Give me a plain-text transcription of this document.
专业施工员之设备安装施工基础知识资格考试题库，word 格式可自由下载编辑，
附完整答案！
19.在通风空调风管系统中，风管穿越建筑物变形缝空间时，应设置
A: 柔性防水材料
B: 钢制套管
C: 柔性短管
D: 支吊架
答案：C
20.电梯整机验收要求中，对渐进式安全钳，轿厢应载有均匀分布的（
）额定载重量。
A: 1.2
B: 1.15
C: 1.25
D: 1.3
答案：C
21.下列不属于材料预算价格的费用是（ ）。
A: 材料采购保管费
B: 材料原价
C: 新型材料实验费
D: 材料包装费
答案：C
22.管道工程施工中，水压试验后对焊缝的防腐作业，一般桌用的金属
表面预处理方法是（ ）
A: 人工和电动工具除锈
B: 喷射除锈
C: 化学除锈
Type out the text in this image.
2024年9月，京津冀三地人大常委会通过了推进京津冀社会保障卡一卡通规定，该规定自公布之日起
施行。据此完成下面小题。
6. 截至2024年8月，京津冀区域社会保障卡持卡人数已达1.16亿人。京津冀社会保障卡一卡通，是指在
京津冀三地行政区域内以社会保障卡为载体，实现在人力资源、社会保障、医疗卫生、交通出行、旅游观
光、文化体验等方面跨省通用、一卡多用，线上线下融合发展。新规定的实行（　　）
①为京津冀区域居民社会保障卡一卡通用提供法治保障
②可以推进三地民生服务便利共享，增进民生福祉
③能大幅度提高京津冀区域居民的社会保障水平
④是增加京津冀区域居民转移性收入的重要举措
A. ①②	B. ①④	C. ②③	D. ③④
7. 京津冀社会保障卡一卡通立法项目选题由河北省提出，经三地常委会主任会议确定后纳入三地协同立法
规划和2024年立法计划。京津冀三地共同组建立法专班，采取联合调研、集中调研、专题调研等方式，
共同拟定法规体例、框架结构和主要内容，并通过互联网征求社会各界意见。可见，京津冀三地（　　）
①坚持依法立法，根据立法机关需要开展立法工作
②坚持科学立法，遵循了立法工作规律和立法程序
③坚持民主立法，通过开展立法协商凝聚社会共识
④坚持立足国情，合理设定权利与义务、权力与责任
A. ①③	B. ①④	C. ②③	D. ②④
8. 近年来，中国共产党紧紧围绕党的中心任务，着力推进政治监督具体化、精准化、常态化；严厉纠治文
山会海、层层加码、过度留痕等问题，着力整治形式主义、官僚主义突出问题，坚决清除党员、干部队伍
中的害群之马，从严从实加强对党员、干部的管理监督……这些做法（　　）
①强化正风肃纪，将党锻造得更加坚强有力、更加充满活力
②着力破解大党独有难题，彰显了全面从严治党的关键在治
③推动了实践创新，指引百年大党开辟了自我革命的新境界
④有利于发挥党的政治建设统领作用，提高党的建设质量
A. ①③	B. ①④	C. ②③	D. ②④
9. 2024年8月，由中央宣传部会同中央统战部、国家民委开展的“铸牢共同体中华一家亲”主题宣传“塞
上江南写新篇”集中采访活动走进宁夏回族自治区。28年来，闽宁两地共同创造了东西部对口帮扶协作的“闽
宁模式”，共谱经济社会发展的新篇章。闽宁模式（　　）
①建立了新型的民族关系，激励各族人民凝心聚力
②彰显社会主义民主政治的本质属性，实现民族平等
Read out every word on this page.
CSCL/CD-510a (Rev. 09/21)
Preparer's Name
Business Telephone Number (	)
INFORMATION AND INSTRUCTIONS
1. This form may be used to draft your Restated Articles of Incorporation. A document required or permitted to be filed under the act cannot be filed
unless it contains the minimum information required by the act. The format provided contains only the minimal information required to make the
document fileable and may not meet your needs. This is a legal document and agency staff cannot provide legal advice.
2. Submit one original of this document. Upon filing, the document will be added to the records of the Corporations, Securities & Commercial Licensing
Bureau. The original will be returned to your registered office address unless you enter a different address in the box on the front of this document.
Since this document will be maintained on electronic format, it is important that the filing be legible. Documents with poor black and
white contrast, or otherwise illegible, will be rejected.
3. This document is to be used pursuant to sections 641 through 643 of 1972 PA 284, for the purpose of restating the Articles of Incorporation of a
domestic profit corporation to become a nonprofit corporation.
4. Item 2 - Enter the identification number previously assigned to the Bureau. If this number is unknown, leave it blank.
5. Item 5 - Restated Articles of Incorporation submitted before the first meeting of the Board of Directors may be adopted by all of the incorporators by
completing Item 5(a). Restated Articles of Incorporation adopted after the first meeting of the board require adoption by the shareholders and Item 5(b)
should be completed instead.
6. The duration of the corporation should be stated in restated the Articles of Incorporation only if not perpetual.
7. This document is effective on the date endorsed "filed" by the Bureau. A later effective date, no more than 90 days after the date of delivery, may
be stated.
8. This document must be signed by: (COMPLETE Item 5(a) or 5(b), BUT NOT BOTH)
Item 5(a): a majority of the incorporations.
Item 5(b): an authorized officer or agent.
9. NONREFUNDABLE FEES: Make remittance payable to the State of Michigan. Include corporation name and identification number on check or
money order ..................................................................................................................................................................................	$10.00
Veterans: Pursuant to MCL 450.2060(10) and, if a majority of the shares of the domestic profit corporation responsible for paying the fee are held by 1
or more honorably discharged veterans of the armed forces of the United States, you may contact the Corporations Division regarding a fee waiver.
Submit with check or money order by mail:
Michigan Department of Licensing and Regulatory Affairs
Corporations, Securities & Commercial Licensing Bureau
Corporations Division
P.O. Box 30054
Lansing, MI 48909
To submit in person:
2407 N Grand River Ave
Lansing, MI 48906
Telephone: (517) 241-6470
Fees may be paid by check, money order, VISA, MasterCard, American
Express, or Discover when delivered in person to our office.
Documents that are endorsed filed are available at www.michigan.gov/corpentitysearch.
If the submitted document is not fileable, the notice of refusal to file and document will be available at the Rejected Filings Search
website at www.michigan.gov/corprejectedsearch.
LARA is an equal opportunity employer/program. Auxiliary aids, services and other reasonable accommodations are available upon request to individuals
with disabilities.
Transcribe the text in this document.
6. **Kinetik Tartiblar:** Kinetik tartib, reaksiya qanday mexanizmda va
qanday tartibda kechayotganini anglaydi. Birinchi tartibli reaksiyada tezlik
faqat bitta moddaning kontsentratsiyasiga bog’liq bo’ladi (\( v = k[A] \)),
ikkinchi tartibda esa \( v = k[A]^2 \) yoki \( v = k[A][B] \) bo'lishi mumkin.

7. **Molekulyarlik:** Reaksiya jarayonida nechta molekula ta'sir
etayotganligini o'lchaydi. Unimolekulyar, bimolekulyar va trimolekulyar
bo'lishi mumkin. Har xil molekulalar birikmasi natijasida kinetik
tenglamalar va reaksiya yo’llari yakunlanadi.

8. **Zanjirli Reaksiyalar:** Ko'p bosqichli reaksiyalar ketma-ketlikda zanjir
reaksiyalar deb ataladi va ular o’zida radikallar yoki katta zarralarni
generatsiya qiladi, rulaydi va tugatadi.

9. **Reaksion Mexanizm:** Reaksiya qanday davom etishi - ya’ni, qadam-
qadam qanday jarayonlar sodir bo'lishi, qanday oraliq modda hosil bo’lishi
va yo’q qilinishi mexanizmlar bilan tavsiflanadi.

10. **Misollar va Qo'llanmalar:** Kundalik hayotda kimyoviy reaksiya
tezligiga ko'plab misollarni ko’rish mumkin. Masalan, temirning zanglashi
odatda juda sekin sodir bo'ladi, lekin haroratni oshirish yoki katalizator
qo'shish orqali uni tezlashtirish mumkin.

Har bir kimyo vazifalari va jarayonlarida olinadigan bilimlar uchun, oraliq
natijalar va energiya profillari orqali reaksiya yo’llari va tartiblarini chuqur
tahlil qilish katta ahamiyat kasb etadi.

AIM OF THE EXERCISE: Only lines holding the string "sodir" are wanted; gather each one from the entries above.

COMPLETE OUTPUT:
qadam qanday jarayonlar sodir bo'lishi, qanday oraliq modda hosil bo’lishi
odatda juda sekin sodir bo'ladi, lekin haroratni oshirish yoki katalizator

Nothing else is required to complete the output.